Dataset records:
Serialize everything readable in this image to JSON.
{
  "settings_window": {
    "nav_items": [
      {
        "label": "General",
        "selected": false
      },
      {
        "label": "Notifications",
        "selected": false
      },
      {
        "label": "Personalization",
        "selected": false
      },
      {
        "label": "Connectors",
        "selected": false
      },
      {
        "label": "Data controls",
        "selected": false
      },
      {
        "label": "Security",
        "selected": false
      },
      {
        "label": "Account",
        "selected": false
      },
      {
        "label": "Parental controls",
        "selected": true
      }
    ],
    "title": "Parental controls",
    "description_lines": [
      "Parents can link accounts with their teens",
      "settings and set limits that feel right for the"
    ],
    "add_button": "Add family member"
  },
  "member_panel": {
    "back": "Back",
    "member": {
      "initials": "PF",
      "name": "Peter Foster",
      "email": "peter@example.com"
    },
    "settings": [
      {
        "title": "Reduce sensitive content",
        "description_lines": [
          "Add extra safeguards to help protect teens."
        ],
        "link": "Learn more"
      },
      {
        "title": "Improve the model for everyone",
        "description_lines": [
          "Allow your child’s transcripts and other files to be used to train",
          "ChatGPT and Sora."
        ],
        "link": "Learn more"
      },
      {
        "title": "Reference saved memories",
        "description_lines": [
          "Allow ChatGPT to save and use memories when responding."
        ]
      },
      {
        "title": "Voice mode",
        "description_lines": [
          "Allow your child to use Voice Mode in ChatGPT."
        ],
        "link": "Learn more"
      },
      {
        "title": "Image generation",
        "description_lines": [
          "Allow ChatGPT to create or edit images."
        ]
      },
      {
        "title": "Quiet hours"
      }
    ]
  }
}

Task prompt:
Search the data above for lines holding "Parental" and copy each of them.

Reply:
        "label": "Parental controls",
    "title": "Parental controls",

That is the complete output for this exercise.